*WORK TO BE COMPLETED:* Check each line of the records below and collect those holding "right".

————

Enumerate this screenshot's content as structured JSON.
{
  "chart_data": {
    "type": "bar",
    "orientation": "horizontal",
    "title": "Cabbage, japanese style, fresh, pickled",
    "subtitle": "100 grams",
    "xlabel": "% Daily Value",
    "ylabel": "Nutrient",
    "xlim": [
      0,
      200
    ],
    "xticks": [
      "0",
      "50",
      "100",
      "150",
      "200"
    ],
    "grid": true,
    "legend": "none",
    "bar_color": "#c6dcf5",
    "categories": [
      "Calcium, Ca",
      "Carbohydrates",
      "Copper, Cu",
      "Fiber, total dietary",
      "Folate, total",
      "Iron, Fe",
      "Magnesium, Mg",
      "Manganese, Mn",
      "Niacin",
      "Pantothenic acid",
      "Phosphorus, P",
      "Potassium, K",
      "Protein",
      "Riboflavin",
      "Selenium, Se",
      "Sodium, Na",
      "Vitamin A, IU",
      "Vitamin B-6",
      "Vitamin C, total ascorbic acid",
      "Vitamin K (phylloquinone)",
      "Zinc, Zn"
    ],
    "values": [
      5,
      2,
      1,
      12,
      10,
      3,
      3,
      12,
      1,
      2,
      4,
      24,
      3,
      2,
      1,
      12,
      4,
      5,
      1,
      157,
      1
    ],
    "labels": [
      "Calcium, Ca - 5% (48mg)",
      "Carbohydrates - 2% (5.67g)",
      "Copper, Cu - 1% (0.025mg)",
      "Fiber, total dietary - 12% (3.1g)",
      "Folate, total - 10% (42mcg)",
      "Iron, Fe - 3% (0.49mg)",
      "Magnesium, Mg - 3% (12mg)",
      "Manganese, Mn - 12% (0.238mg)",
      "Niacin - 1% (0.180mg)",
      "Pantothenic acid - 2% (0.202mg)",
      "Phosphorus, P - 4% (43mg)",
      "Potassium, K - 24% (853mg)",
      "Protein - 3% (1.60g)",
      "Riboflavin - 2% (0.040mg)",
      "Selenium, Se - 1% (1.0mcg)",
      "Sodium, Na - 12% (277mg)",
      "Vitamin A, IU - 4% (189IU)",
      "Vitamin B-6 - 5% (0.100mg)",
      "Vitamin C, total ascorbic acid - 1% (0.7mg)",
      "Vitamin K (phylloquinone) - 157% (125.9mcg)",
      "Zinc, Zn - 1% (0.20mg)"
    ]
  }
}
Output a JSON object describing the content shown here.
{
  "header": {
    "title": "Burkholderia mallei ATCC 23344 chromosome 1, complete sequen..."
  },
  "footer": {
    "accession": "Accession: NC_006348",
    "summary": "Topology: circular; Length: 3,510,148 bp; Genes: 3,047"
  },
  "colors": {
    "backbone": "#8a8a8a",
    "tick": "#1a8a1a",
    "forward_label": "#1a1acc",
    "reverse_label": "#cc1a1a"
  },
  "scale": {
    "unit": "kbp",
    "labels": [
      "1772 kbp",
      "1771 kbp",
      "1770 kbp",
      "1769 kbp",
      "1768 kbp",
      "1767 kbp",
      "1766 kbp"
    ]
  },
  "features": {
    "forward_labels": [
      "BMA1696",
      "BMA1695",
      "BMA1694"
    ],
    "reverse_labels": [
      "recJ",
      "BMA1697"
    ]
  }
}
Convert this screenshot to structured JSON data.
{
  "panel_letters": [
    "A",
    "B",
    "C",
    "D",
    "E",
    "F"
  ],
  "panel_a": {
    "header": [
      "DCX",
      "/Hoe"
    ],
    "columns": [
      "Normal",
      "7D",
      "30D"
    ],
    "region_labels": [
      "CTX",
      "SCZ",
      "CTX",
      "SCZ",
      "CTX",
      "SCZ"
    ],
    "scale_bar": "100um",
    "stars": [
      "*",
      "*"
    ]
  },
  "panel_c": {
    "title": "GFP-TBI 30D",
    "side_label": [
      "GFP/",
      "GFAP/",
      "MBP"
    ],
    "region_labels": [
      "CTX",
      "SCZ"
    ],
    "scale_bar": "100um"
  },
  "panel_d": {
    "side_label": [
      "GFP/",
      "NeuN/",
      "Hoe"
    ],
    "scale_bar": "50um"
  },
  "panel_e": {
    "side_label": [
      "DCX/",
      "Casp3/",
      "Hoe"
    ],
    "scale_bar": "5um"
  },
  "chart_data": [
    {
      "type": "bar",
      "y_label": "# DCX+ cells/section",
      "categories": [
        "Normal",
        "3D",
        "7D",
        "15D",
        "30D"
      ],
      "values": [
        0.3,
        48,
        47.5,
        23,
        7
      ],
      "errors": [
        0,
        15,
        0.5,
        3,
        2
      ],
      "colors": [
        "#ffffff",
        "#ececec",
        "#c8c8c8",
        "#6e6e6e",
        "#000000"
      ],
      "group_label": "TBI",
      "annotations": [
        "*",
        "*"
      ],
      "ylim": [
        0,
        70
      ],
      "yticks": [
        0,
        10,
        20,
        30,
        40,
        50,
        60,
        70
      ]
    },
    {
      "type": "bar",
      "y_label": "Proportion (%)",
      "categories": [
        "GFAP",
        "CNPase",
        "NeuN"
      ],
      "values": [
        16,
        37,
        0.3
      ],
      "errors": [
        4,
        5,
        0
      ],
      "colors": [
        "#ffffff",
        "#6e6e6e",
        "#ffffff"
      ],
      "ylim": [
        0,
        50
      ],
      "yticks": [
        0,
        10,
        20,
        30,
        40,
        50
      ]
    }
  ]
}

————

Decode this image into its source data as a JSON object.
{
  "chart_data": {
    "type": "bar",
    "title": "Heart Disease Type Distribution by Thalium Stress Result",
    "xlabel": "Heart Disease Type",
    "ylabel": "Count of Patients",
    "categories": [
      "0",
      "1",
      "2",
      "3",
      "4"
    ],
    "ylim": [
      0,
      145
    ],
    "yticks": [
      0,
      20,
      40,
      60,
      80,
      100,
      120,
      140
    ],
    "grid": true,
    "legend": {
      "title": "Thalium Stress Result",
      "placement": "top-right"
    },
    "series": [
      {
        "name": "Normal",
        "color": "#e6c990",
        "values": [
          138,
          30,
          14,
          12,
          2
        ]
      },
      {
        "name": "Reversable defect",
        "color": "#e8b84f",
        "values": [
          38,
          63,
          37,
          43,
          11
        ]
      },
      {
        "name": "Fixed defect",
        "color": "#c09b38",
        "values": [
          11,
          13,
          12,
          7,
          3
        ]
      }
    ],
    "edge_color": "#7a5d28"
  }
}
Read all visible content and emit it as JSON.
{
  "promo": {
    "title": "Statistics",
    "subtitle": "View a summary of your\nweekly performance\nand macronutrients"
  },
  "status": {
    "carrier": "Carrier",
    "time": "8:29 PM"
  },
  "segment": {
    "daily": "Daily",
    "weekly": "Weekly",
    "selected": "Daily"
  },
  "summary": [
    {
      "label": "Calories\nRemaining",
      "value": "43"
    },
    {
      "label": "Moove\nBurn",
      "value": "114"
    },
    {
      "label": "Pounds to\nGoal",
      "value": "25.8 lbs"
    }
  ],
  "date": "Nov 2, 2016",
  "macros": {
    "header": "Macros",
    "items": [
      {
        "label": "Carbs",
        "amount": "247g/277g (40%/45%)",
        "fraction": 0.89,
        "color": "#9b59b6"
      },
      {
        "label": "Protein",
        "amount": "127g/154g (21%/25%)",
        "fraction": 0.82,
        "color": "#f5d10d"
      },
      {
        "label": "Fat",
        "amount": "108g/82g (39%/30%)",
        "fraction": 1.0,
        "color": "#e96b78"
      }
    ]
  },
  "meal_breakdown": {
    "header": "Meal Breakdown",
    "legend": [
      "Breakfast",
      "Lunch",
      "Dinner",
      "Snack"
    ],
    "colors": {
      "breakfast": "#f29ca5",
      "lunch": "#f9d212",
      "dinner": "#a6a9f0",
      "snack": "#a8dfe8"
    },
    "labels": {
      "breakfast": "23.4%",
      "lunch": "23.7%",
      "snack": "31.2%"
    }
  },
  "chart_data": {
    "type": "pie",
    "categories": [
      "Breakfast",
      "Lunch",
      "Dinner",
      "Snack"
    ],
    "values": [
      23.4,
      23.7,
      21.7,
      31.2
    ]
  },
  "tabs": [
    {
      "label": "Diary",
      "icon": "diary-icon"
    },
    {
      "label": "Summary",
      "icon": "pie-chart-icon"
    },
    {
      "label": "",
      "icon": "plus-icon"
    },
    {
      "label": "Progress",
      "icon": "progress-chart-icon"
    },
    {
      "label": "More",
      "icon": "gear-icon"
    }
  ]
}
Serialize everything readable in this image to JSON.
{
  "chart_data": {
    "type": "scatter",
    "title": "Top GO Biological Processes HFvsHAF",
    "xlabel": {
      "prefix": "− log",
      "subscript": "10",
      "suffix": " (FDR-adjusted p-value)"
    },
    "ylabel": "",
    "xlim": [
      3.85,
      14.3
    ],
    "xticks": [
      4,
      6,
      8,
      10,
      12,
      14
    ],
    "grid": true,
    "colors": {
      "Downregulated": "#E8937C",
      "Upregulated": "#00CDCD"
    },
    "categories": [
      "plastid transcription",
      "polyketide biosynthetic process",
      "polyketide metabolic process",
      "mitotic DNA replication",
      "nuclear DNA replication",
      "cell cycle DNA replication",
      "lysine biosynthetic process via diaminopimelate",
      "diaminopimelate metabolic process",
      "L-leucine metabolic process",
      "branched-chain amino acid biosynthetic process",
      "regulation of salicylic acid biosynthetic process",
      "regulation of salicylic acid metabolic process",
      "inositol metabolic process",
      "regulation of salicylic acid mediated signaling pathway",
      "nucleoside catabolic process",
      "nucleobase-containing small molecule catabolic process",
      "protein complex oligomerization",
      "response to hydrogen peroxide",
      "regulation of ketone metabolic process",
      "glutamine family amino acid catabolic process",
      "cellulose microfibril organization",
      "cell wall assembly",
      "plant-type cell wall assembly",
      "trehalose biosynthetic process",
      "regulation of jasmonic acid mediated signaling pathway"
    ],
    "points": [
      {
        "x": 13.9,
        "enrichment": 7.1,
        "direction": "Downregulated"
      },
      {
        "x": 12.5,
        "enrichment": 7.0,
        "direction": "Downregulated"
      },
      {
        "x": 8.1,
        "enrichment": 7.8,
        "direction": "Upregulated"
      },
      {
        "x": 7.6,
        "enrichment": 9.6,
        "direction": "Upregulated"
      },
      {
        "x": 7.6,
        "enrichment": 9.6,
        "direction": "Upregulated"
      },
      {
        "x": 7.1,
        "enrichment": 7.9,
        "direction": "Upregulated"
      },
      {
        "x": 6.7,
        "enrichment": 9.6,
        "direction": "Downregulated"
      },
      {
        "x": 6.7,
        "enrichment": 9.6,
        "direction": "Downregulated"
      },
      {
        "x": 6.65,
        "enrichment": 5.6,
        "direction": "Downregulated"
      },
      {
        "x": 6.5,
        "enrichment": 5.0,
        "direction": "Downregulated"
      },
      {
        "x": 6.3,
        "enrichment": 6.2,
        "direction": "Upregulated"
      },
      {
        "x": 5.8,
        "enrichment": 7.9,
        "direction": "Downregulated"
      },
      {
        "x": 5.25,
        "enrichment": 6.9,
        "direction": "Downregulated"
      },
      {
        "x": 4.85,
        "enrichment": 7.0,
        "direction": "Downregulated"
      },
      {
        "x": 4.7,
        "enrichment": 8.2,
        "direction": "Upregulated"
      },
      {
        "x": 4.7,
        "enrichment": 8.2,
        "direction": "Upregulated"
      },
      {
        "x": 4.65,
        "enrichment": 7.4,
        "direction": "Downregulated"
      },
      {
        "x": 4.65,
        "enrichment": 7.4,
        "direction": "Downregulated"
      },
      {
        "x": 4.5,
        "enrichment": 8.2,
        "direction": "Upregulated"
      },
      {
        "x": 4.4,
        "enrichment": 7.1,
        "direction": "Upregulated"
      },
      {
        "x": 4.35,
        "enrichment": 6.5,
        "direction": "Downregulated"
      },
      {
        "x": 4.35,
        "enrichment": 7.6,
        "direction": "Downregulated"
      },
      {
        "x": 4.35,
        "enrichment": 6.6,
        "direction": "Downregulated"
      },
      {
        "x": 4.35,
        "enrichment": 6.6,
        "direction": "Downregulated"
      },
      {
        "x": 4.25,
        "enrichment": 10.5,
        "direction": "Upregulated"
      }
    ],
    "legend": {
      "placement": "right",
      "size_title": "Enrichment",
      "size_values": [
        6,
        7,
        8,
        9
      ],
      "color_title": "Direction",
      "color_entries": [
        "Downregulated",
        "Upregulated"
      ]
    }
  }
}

————

*ANSWER TO THIS EXERCISE:*
      "placement": "top-right"
      "placement": "right",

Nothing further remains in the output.